--- start The input ---

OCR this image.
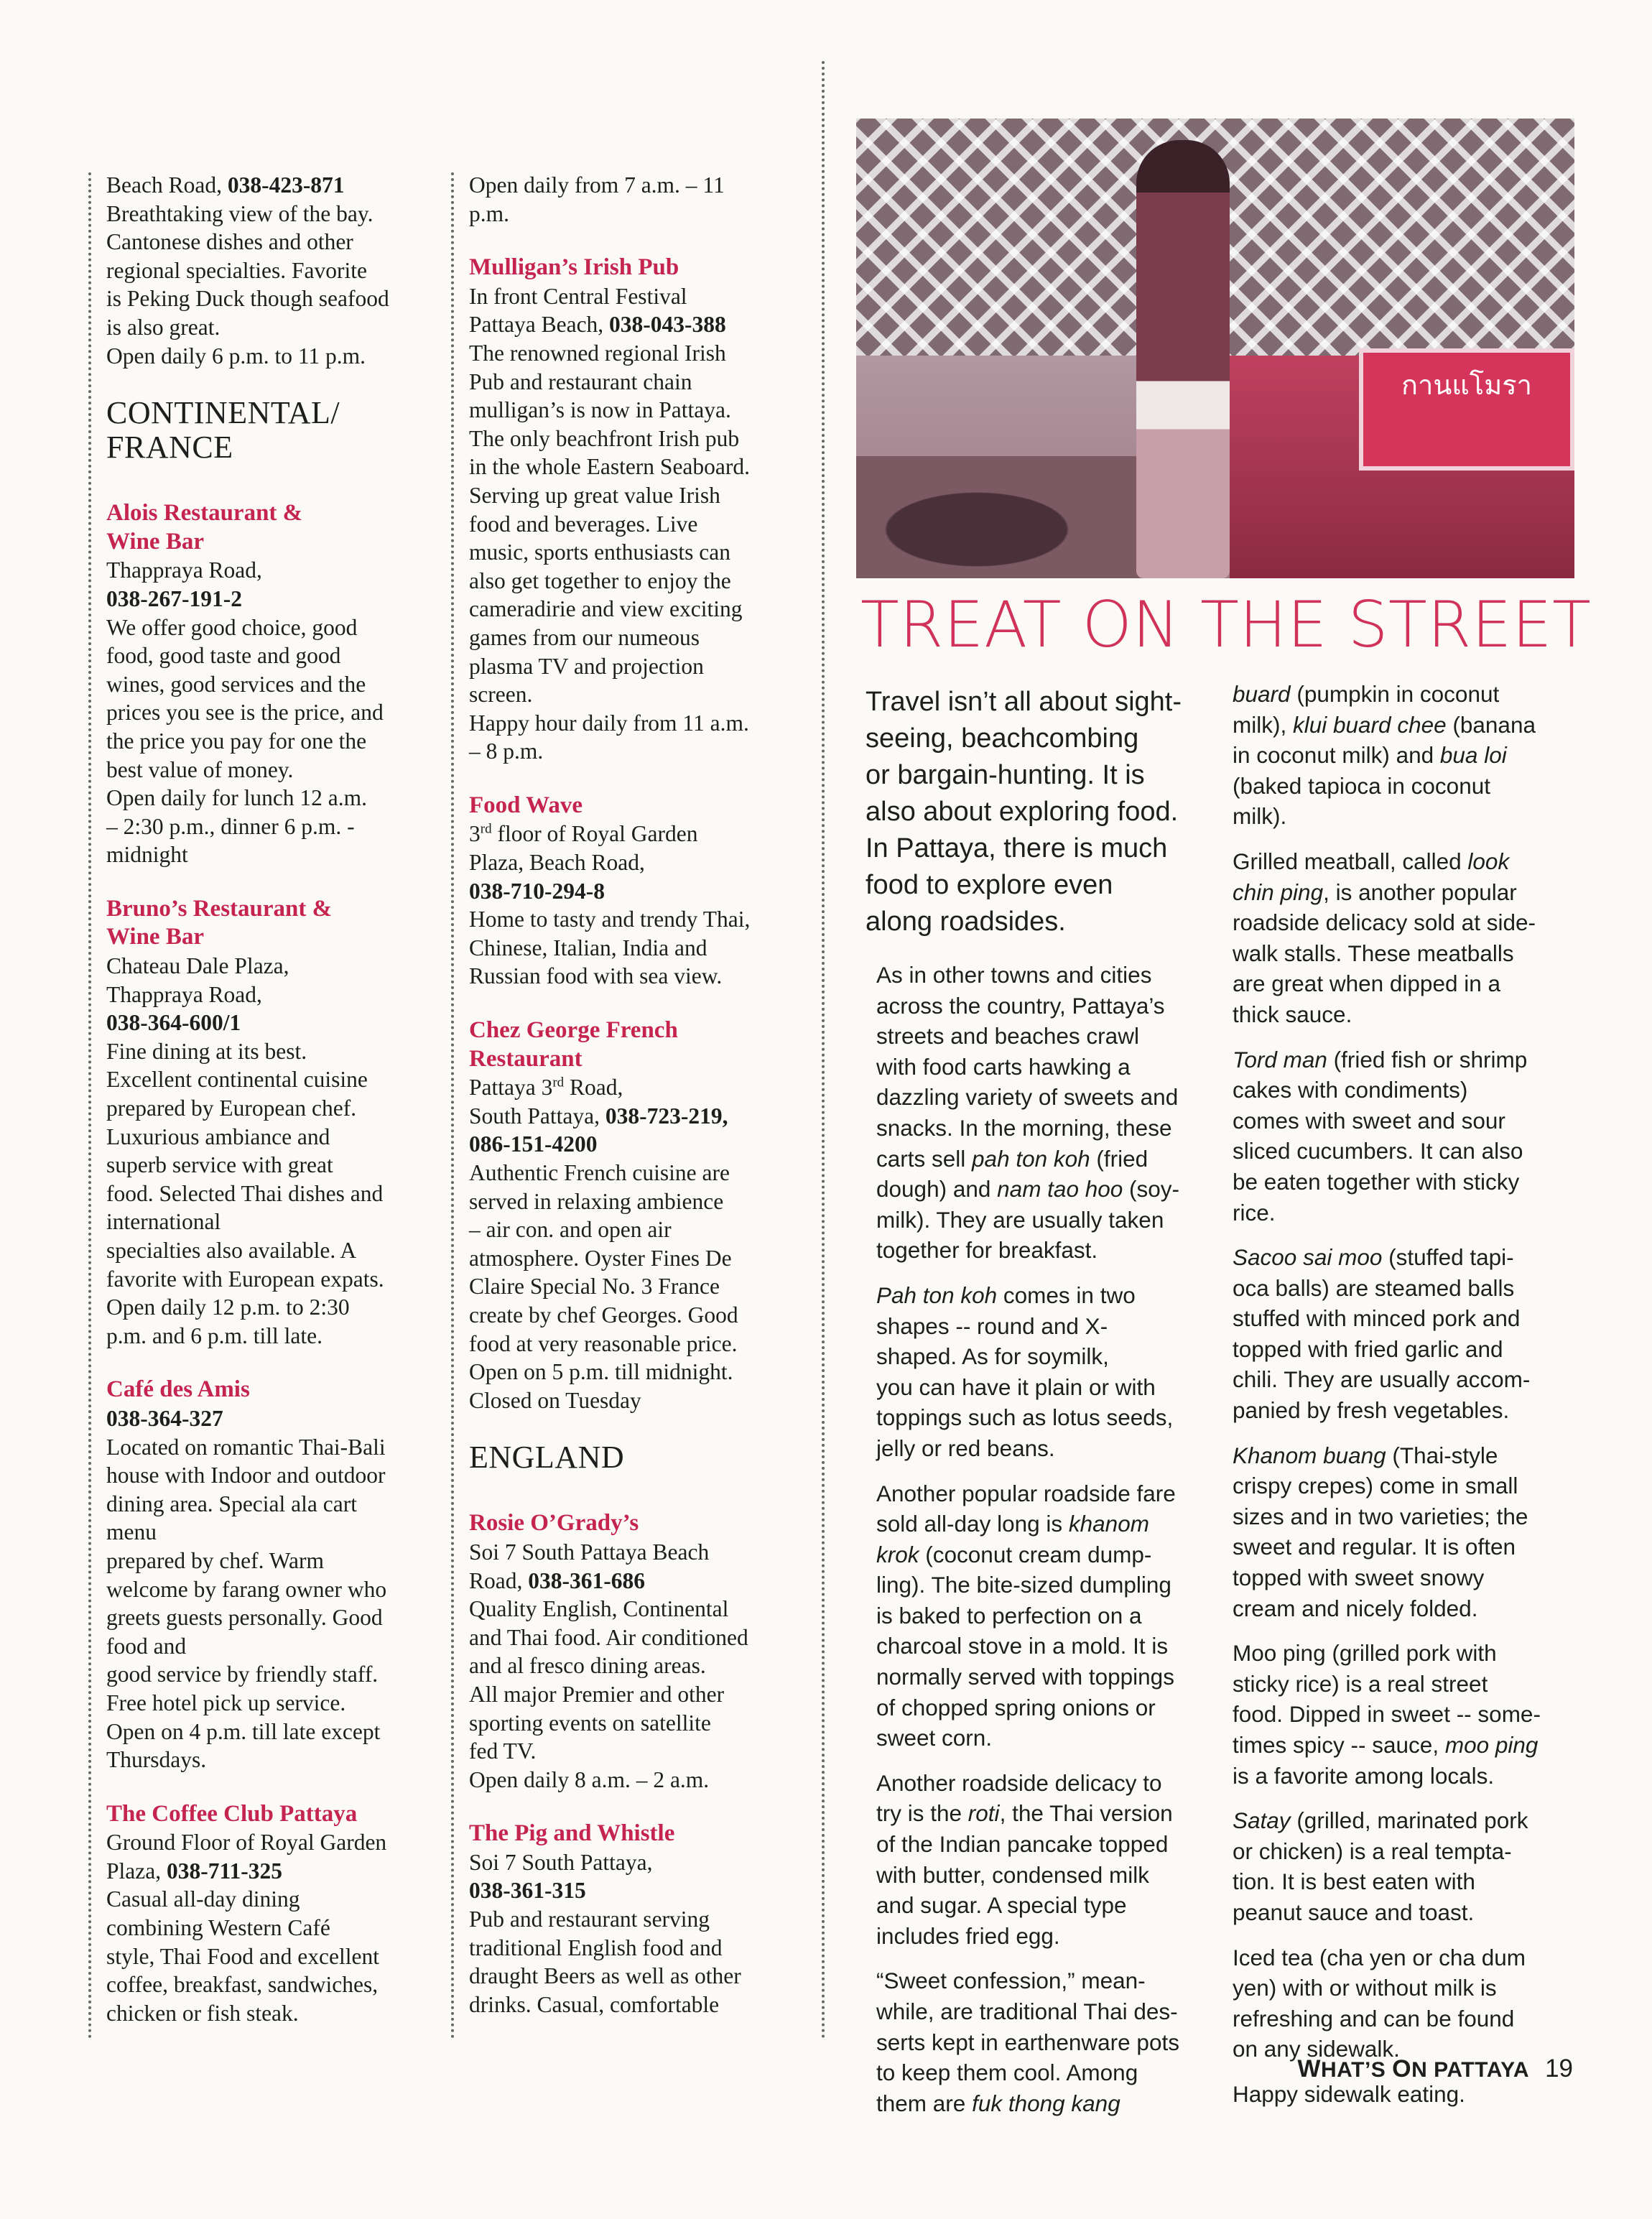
Beach Road, 038-423-871
Breathtaking view of the bay.
Cantonese dishes and other
regional specialties. Favorite
is Peking Duck though seafood
is also great.
Open daily 6 p.m. to 11 p.m.
CONTINENTAL/
FRANCE
Alois Restaurant &
Wine Bar
Thappraya Road,
038-267-191-2
We offer good choice, good
food, good taste and good
wines, good services and the
prices you see is the price, and
the price you pay for one the
best value of money.
Open daily for lunch 12 a.m.
– 2:30 p.m., dinner 6 p.m. -
midnight
Bruno’s Restaurant &
Wine Bar
Chateau Dale Plaza,
Thappraya Road,
038-364-600/1
Fine dining at its best.
Excellent continental cuisine
prepared by European chef.
Luxurious ambiance and
superb service with great
food. Selected Thai dishes and
international
specialties also available. A
favorite with European expats.
Open daily 12 p.m. to 2:30
p.m. and 6 p.m. till late.
Café des Amis
038-364-327
Located on romantic Thai-Bali
house with Indoor and outdoor
dining area. Special ala cart
menu
prepared by chef. Warm
welcome by farang owner who
greets guests personally. Good
food and
good service by friendly staff.
Free hotel pick up service.
Open on 4 p.m. till late except
Thursdays.
The Coffee Club Pattaya
Ground Floor of Royal Garden
Plaza, 038-711-325
Casual all-day dining
combining Western Café
style, Thai Food and excellent
coffee, breakfast, sandwiches,
chicken or fish steak.
Open daily from 7 a.m. – 11
p.m.
Mulligan’s Irish Pub
In front Central Festival
Pattaya Beach, 038-043-388
The renowned regional Irish
Pub and restaurant chain
mulligan’s is now in Pattaya.
The only beachfront Irish pub
in the whole Eastern Seaboard.
Serving up great value Irish
food and beverages. Live
music, sports enthusiasts can
also get together to enjoy the
cameradirie and view exciting
games from our numeous
plasma TV and projection
screen.
Happy hour daily from 11 a.m.
– 8 p.m.
Food Wave
3rd floor of Royal Garden
Plaza, Beach Road,
038-710-294-8
Home to tasty and trendy Thai,
Chinese, Italian, India and
Russian food with sea view.
Chez George French
Restaurant
Pattaya 3rd Road,
South Pattaya, 038-723-219,
086-151-4200
Authentic French cuisine are
served in relaxing ambience
– air con. and open air
atmosphere. Oyster Fines De
Claire Special No. 3 France
create by chef Georges. Good
food at very reasonable price.
Open on 5 p.m. till midnight.
Closed on Tuesday
ENGLAND
Rosie O’Grady’s
Soi 7 South Pattaya Beach
Road, 038-361-686
Quality English, Continental
and Thai food. Air conditioned
and al fresco dining areas.
All major Premier and other
sporting events on satellite
fed TV.
Open daily 8 a.m. – 2 a.m.
The Pig and Whistle
Soi 7 South Pattaya,
038-361-315
Pub and restaurant serving
traditional English food and
draught Beers as well as other
drinks. Casual, comfortable
กานแโมรา
TREAT ON THE STREET
Travel isn’t all about sight-
seeing, beachcombing
or bargain-hunting. It is
also about exploring food.
In Pattaya, there is much
food to explore even
along roadsides.
As in other towns and cities
across the country, Pattaya’s
streets and beaches crawl
with food carts hawking a
dazzling variety of sweets and
snacks. In the morning, these
carts sell pah ton koh (fried
dough) and nam tao hoo (soy-
milk). They are usually taken
together for breakfast.
Pah ton koh comes in two
shapes -- round and X-
shaped. As for soymilk,
you can have it plain or with
toppings such as lotus seeds,
jelly or red beans.
Another popular roadside fare
sold all-day long is khanom
krok (coconut cream dump-
ling). The bite-sized dumpling
is baked to perfection on a
charcoal stove in a mold. It is
normally served with toppings
of chopped spring onions or
sweet corn.
Another roadside delicacy to
try is the roti, the Thai version
of the Indian pancake topped
with butter, condensed milk
and sugar. A special type
includes fried egg.
“Sweet confession,” mean-
while, are traditional Thai des-
serts kept in earthenware pots
to keep them cool. Among
them are fuk thong kang
buard (pumpkin in coconut
milk), klui buard chee (banana
in coconut milk) and bua loi
(baked tapioca in coconut
milk).
Grilled meatball, called look
chin ping, is another popular
roadside delicacy sold at side-
walk stalls. These meatballs
are great when dipped in a
thick sauce.
Tord man (fried fish or shrimp
cakes with condiments)
comes with sweet and sour
sliced cucumbers. It can also
be eaten together with sticky
rice.
Sacoo sai moo (stuffed tapi-
oca balls) are steamed balls
stuffed with minced pork and
topped with fried garlic and
chili. They are usually accom-
panied by fresh vegetables.
Khanom buang (Thai-style
crispy crepes) come in small
sizes and in two varieties; the
sweet and regular. It is often
topped with sweet snowy
cream and nicely folded.
Moo ping (grilled pork with
sticky rice) is a real street
food. Dipped in sweet -- some-
times spicy -- sauce, moo ping
is a favorite among locals.
Satay (grilled, marinated pork
or chicken) is a real tempta-
tion. It is best eaten with
peanut sauce and toast.
Iced tea (cha yen or cha dum
yen) with or without milk is
refreshing and can be found
on any sidewalk.
Happy sidewalk eating.

WHAT’S ON PATTAYA 19
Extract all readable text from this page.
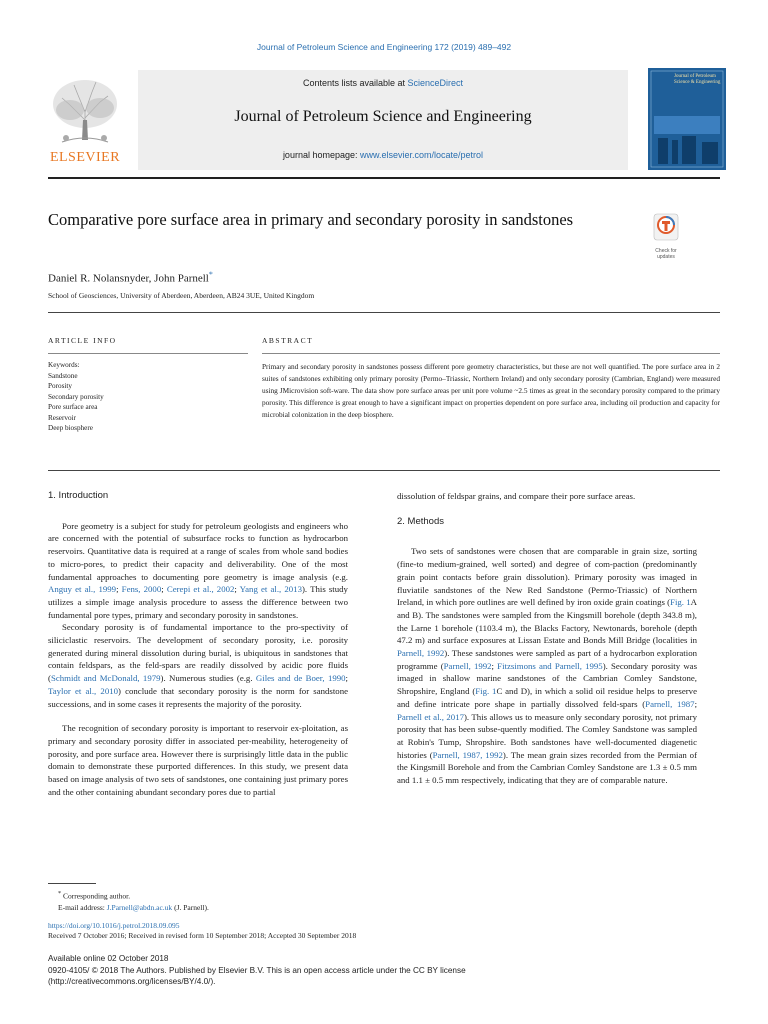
Journal of Petroleum Science and Engineering 172 (2019) 489–492
ELSEVIER
Contents lists available at ScienceDirect
Journal of Petroleum Science and Engineering
journal homepage: www.elsevier.com/locate/petrol
Journal of Petroleum Science & Engineering
Comparative pore surface area in primary and secondary porosity in sandstones
Check for
updates
Daniel R. Nolansnyder, John Parnell*
School of Geosciences, University of Aberdeen, Aberdeen, AB24 3UE, United Kingdom
ARTICLE INFO	ABSTRACT
Keywords:
Sandstone
Porosity
Secondary porosity
Pore surface area
Reservoir
Deep biosphere
Primary and secondary porosity in sandstones possess different pore geometry characteristics, but these are not well quantified. The pore surface area in 2 suites of sandstones exhibiting only primary porosity (Permo–Triassic, Northern Ireland) and only secondary porosity (Cambrian, England) were measured using JMicrovision soft-ware. The data show pore surface areas per unit pore volume ~2.5 times as great in the secondary porosity compared to the primary porosity. This difference is great enough to have a significant impact on properties dependent on pore surface area, including oil production and capacity for microbial colonization in the deep biosphere.
1. Introduction

Pore geometry is a subject for study for petroleum geologists and engineers who are concerned with the potential of subsurface rocks to function as hydrocarbon reservoirs. Quantitative data is required at a range of scales from whole sand bodies to micro-pores, to predict their capacity and deliverability. One of the most fundamental approaches to documenting pore geometry is image analysis (e.g. Anguy et al., 1999; Fens, 2000; Cerepi et al., 2002; Yang et al., 2013). This study utilizes a simple image analysis procedure to assess the difference between two fundamental pore types, primary and secondary porosity in sandstones.

Secondary porosity is of fundamental importance to the pro-spectivity of siliciclastic reservoirs. The development of secondary porosity, i.e. porosity generated during mineral dissolution during burial, is ubiquitous in sandstones that contain feldspars, as the feld-spars are readily dissolved by acidic pore fluids (Schmidt and McDonald, 1979). Numerous studies (e.g. Giles and de Boer, 1990; Taylor et al., 2010) conclude that secondary porosity is the norm for sandstone successions, and in some cases it represents the majority of the porosity.

The recognition of secondary porosity is important to reservoir ex-ploitation, as primary and secondary porosity differ in associated per-meability, heterogeneity of porosity, and pore surface area. However there is surprisingly little data in the public domain to demonstrate these purported differences. In this study, we present data based on image analysis of two sets of sandstones, one containing just primary pores and the other containing abundant secondary pores due to partial

dissolution of feldspar grains, and compare their pore surface areas.

2. Methods

Two sets of sandstones were chosen that are comparable in grain size, sorting (fine-to medium-grained, well sorted) and degree of com-paction (predominantly grain point contacts before grain dissolution). Primary porosity was imaged in fluviatile sandstones of the New Red Sandstone (Permo-Triassic) of Northern Ireland, in which pore outlines are well defined by iron oxide grain coatings (Fig. 1A and B). The sandstones were sampled from the Kingsmill borehole (depth 343.8 m), the Larne 1 borehole (1103.4 m), the Blacks Factory, Newtonards, borehole (depth 47.2 m) and surface exposures at Lissan Estate and Bonds Mill Bridge (localities in Parnell, 1992). These sandstones were sampled as part of a hydrocarbon exploration programme (Parnell, 1992; Fitzsimons and Parnell, 1995). Secondary porosity was imaged in shallow marine sandstones of the Cambrian Comley Sandstone, Shropshire, England (Fig. 1C and D), in which a solid oil residue helps to preserve and define intricate pore shape in partially dissolved feld-spars (Parnell, 1987; Parnell et al., 2017). This allows us to measure only secondary porosity, not primary porosity that has been subse-quently modified. The Comley Sandstone was sampled at Robin's Tump, Shropshire. Both sandstones have well-documented diagenetic histories (Parnell, 1987, 1992). The mean grain sizes recorded from the Permian of the Kingsmill Borehole and from the Cambrian Comley Sandstone are 1.3 ± 0.5 mm and 1.1 ± 0.5 mm respectively, indicating that they are of comparable nature.

* Corresponding author.
E-mail address: J.Parnell@abdn.ac.uk (J. Parnell).
https://doi.org/10.1016/j.petrol.2018.09.095
Received 7 October 2016; Received in revised form 10 September 2018; Accepted 30 September 2018
Available online 02 October 2018
0920-4105/ © 2018 The Authors. Published by Elsevier B.V. This is an open access article under the CC BY license
(http://creativecommons.org/licenses/BY/4.0/).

--- end The input ---

### Given instruction:
Report how many lines of the listing hold the string "Casual", giving only the number.

### Answer in full:
2